# SET PROBLEM
Output all of the entries below precisely as written.

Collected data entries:
========================================================================

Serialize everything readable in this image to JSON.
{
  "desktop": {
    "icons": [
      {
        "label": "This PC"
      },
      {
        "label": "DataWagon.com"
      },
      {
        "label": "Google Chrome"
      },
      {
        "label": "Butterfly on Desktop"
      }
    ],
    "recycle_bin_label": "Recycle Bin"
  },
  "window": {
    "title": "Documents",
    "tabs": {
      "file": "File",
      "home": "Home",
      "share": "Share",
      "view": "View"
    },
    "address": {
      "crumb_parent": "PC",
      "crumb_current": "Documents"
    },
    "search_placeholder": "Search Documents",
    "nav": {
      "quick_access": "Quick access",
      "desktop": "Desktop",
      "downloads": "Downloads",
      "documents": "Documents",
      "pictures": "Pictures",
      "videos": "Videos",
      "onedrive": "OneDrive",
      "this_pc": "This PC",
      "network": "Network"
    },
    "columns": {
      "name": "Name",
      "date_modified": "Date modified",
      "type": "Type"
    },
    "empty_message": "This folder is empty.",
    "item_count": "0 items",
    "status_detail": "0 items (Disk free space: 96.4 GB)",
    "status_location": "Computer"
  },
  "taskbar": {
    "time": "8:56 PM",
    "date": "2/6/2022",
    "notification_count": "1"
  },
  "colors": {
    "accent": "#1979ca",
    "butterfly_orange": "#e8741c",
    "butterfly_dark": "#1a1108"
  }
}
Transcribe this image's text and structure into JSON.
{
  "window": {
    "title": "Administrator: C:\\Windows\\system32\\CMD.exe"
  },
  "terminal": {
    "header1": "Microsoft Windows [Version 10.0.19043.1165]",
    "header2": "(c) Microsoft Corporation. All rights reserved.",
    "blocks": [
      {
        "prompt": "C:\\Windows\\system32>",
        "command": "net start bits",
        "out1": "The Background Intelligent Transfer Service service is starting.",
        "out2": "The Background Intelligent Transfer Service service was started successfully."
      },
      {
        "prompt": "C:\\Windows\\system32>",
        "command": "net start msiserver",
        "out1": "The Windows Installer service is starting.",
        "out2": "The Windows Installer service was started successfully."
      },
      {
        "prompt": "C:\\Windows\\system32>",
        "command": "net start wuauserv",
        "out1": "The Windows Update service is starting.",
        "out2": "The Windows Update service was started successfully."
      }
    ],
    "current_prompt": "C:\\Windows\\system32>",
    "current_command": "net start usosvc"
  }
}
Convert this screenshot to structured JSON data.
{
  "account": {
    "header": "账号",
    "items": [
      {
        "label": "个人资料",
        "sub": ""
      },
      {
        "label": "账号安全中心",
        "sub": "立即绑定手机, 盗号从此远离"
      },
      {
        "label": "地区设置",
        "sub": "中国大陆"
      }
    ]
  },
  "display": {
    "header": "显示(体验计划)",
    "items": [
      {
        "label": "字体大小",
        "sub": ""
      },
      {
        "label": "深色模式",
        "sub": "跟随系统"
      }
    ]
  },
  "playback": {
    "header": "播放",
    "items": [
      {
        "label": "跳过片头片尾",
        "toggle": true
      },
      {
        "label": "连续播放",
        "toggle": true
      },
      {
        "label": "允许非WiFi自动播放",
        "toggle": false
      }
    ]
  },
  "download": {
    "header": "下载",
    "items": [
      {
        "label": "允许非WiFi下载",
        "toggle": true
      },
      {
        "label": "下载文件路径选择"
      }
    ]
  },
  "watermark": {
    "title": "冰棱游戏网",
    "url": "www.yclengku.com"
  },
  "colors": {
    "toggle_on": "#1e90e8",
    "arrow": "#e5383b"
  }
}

========================================================================

# FINAL RESULT
Serialize everything readable in this image to JSON.
{
  "desktop": {
    "icons": [
      {
        "label": "This PC"
      },
      {
        "label": "DataWagon.com"
      },
      {
        "label": "Google Chrome"
      },
      {
        "label": "Butterfly on Desktop"
      }
    ],
    "recycle_bin_label": "Recycle Bin"
  },
  "window": {
    "title": "Documents",
    "tabs": {
      "file": "File",
      "home": "Home",
      "share": "Share",
      "view": "View"
    },
    "address": {
      "crumb_parent": "PC",
      "crumb_current": "Documents"
    },
    "search_placeholder": "Search Documents",
    "nav": {
      "quick_access": "Quick access",
      "desktop": "Desktop",
      "downloads": "Downloads",
      "documents": "Documents",
      "pictures": "Pictures",
      "videos": "Videos",
      "onedrive": "OneDrive",
      "this_pc": "This PC",
      "network": "Network"
    },
    "columns": {
      "name": "Name",
      "date_modified": "Date modified",
      "type": "Type"
    },
    "empty_message": "This folder is empty.",
    "item_count": "0 items",
    "status_detail": "0 items (Disk free space: 96.4 GB)",
    "status_location": "Computer"
  },
  "taskbar": {
    "time": "8:56 PM",
    "date": "2/6/2022",
    "notification_count": "1"
  },
  "colors": {
    "accent": "#1979ca",
    "butterfly_orange": "#e8741c",
    "butterfly_dark": "#1a1108"
  }
}
Transcribe this image's text and structure into JSON.
{
  "window": {
    "title": "Administrator: C:\\Windows\\system32\\CMD.exe"
  },
  "terminal": {
    "header1": "Microsoft Windows [Version 10.0.19043.1165]",
    "header2": "(c) Microsoft Corporation. All rights reserved.",
    "blocks": [
      {
        "prompt": "C:\\Windows\\system32>",
        "command": "net start bits",
        "out1": "The Background Intelligent Transfer Service service is starting.",
        "out2": "The Background Intelligent Transfer Service service was started successfully."
      },
      {
        "prompt": "C:\\Windows\\system32>",
        "command": "net start msiserver",
        "out1": "The Windows Installer service is starting.",
        "out2": "The Windows Installer service was started successfully."
      },
      {
        "prompt": "C:\\Windows\\system32>",
        "command": "net start wuauserv",
        "out1": "The Windows Update service is starting.",
        "out2": "The Windows Update service was started successfully."
      }
    ],
    "current_prompt": "C:\\Windows\\system32>",
    "current_command": "net start usosvc"
  }
}
Convert this screenshot to structured JSON data.
{
  "account": {
    "header": "账号",
    "items": [
      {
        "label": "个人资料",
        "sub": ""
      },
      {
        "label": "账号安全中心",
        "sub": "立即绑定手机, 盗号从此远离"
      },
      {
        "label": "地区设置",
        "sub": "中国大陆"
      }
    ]
  },
  "display": {
    "header": "显示(体验计划)",
    "items": [
      {
        "label": "字体大小",
        "sub": ""
      },
      {
        "label": "深色模式",
        "sub": "跟随系统"
      }
    ]
  },
  "playback": {
    "header": "播放",
    "items": [
      {
        "label": "跳过片头片尾",
        "toggle": true
      },
      {
        "label": "连续播放",
        "toggle": true
      },
      {
        "label": "允许非WiFi自动播放",
        "toggle": false
      }
    ]
  },
  "download": {
    "header": "下载",
    "items": [
      {
        "label": "允许非WiFi下载",
        "toggle": true
      },
      {
        "label": "下载文件路径选择"
      }
    ]
  },
  "watermark": {
    "title": "冰棱游戏网",
    "url": "www.yclengku.com"
  },
  "colors": {
    "toggle_on": "#1e90e8",
    "arrow": "#e5383b"
  }
}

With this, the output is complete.